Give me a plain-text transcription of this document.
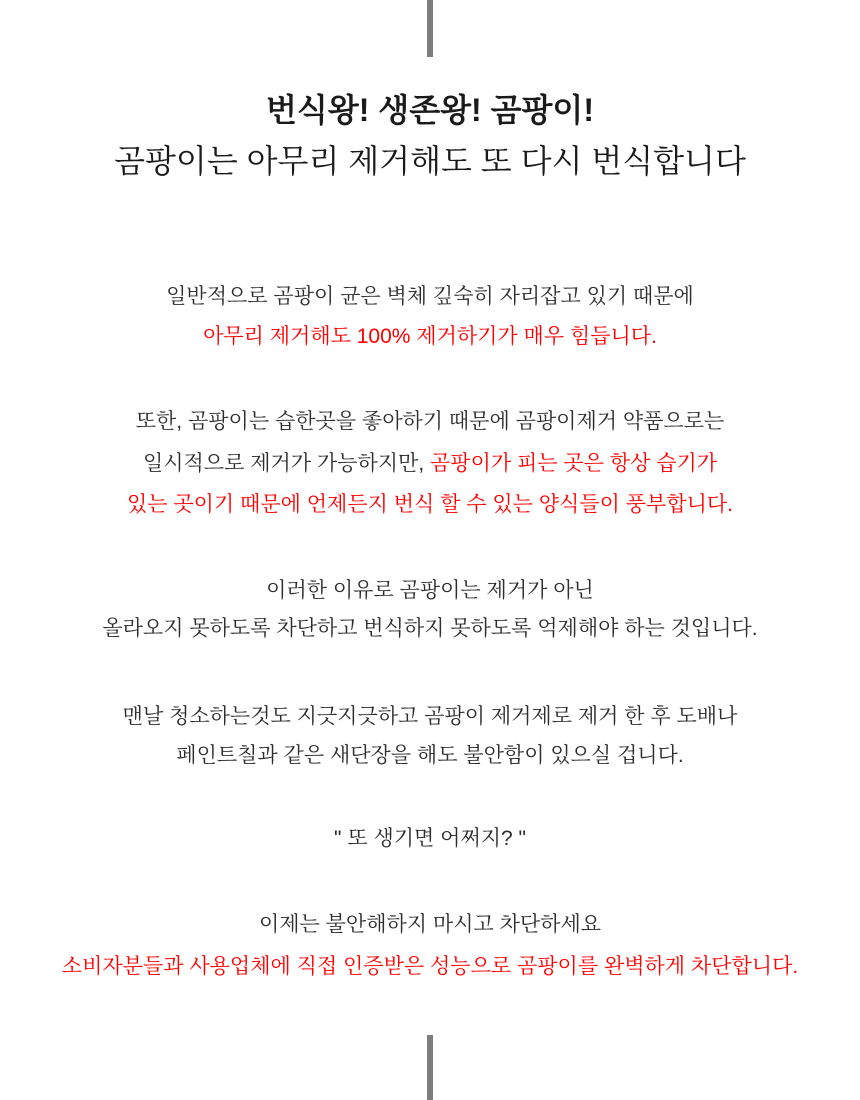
번식왕! 생존왕! 곰팡이!
곰팡이는 아무리 제거해도 또 다시 번식합니다

일반적으로 곰팡이 균은 벽체 깊숙히 자리잡고 있기 때문에

아무리 제거해도 100% 제거하기가 매우 힘듭니다.

또한, 곰팡이는 습한곳을 좋아하기 때문에 곰팡이제거 약품으로는

일시적으로 제거가 가능하지만, 곰팡이가 피는 곳은 항상 습기가

있는 곳이기 때문에 언제든지 번식 할 수 있는 양식들이 풍부합니다.

이러한 이유로 곰팡이는 제거가 아닌

올라오지 못하도록 차단하고 번식하지 못하도록 억제해야 하는 것입니다.

맨날 청소하는것도 지긋지긋하고 곰팡이 제거제로 제거 한 후 도배나

페인트칠과 같은 새단장을 해도 불안함이 있으실 겁니다.

" 또 생기면 어쩌지? "

이제는 불안해하지 마시고 차단하세요

소비자분들과 사용업체에 직접 인증받은 성능으로 곰팡이를 완벽하게 차단합니다.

================

## WORK TO DO
Using the records above, retype everything exactly except the pictures.

## ANSWER TO THE EXERCISE
Give me a plain-text transcription of this document.
번식왕! 생존왕! 곰팡이!
곰팡이는 아무리 제거해도 또 다시 번식합니다

일반적으로 곰팡이 균은 벽체 깊숙히 자리잡고 있기 때문에

아무리 제거해도 100% 제거하기가 매우 힘듭니다.

또한, 곰팡이는 습한곳을 좋아하기 때문에 곰팡이제거 약품으로는

일시적으로 제거가 가능하지만, 곰팡이가 피는 곳은 항상 습기가

있는 곳이기 때문에 언제든지 번식 할 수 있는 양식들이 풍부합니다.

이러한 이유로 곰팡이는 제거가 아닌

올라오지 못하도록 차단하고 번식하지 못하도록 억제해야 하는 것입니다.

맨날 청소하는것도 지긋지긋하고 곰팡이 제거제로 제거 한 후 도배나

페인트칠과 같은 새단장을 해도 불안함이 있으실 겁니다.

" 또 생기면 어쩌지? "

이제는 불안해하지 마시고 차단하세요

소비자분들과 사용업체에 직접 인증받은 성능으로 곰팡이를 완벽하게 차단합니다.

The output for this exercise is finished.